To do. Copy every line from the material below that holds "text".

>> START Data to use

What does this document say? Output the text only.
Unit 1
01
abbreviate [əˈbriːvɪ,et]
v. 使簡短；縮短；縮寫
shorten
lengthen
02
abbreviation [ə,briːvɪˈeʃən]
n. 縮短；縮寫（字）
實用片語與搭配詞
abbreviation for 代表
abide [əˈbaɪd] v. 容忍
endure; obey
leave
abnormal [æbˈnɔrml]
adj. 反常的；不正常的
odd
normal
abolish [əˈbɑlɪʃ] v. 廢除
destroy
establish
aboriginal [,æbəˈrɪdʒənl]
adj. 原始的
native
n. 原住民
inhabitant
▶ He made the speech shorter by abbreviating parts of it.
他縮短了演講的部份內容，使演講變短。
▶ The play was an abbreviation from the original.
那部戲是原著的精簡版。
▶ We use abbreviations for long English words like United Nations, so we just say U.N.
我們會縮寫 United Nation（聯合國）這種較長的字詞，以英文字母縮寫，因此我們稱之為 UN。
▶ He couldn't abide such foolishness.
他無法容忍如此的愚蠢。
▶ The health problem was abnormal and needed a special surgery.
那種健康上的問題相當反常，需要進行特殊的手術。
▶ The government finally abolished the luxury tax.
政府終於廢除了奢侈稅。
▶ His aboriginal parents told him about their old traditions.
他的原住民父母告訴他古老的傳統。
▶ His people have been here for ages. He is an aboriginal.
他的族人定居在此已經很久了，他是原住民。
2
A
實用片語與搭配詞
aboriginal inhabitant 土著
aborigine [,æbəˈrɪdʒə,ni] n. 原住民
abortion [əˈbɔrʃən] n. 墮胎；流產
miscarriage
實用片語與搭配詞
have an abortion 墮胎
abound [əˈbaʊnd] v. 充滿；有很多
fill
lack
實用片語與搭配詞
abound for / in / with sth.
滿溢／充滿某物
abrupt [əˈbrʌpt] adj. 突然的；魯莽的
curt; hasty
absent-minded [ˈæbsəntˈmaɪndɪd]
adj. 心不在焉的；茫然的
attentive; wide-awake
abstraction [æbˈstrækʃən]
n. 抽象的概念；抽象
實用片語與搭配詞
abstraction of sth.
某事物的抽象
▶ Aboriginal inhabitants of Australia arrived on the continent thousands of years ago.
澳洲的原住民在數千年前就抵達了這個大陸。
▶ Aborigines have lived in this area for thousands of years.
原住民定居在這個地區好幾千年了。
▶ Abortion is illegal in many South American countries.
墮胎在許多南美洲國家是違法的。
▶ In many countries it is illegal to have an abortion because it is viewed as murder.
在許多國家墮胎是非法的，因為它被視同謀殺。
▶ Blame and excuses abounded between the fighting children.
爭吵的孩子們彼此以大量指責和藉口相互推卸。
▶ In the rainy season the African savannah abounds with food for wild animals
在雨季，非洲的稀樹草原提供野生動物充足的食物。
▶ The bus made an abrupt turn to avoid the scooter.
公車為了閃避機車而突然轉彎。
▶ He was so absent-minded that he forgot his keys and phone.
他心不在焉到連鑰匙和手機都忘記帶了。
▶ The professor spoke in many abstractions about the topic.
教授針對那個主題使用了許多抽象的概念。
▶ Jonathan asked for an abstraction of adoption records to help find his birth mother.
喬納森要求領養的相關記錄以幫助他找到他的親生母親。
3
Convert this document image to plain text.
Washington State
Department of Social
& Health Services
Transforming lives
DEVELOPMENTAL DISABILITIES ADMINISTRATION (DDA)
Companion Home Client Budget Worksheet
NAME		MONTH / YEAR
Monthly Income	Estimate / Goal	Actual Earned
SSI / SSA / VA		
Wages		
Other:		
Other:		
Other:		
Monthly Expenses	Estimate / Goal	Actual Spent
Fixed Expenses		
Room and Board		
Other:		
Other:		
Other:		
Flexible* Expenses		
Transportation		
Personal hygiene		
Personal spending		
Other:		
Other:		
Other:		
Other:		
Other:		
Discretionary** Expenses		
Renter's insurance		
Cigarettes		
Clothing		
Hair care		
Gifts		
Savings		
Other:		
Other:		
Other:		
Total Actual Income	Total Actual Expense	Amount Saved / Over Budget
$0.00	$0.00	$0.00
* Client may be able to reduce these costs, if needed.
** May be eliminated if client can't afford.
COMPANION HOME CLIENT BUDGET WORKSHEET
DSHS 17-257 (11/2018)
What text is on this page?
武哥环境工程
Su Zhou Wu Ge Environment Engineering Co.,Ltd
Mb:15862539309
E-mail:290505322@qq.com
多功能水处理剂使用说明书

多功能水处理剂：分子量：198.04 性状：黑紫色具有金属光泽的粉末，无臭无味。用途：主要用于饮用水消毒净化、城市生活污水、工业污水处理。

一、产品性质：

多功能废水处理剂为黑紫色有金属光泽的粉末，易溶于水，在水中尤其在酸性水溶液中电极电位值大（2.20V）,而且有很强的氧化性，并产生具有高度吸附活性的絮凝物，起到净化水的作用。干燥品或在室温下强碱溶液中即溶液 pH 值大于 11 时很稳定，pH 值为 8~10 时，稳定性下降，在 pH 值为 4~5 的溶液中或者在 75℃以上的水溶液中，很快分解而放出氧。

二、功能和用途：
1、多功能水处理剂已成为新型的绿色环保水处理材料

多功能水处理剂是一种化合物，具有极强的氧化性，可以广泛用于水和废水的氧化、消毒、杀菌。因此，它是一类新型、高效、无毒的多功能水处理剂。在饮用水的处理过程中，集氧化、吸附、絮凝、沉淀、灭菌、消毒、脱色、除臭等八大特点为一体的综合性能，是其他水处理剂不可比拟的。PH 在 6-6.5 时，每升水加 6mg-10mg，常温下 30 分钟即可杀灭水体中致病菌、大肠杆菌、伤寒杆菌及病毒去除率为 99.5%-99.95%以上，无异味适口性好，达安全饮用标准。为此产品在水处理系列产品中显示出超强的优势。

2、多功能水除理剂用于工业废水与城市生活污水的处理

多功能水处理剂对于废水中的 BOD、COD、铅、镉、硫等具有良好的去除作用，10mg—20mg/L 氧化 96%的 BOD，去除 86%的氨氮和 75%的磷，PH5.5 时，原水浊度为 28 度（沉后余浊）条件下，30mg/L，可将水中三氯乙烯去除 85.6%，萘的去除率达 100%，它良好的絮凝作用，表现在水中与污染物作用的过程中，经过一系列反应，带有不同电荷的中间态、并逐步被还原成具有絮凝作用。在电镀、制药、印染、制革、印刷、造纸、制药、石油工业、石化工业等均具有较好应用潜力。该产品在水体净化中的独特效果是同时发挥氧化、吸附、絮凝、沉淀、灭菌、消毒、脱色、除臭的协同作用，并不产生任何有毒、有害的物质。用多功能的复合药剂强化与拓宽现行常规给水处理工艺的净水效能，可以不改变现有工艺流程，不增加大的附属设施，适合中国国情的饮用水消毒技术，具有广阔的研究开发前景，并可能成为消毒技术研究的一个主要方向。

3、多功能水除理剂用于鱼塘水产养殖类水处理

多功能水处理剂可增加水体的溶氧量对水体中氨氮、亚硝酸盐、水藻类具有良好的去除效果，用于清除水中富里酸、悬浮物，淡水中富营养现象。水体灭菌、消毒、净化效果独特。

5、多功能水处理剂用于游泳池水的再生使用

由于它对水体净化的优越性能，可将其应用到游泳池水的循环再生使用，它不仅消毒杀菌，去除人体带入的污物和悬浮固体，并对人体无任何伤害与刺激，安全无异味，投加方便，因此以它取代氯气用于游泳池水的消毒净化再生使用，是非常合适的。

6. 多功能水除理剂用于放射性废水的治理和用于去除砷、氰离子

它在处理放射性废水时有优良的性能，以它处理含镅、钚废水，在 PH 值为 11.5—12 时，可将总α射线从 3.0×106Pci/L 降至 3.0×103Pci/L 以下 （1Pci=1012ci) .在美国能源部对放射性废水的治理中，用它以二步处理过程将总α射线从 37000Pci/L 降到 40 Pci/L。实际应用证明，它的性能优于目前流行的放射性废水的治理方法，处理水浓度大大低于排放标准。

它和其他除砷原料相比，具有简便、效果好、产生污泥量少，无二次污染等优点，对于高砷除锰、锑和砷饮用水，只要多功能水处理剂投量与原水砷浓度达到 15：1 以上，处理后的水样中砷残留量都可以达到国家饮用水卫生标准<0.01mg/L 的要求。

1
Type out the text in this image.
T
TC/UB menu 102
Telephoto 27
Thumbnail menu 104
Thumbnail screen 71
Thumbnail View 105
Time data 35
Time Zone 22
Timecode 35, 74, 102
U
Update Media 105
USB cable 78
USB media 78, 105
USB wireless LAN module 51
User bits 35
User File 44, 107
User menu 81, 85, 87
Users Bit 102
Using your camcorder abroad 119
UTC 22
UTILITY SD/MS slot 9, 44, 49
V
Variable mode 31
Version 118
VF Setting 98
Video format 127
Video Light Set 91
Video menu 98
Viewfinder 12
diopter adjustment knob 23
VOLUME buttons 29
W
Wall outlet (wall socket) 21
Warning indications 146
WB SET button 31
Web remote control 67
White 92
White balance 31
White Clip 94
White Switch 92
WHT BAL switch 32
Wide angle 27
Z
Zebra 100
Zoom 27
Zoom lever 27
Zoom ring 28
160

>> END Data to use

Exercise response.
What does this document say? Output the text only.
Convert this document image to plain text.
What text is on this page?
Type out the text in this image.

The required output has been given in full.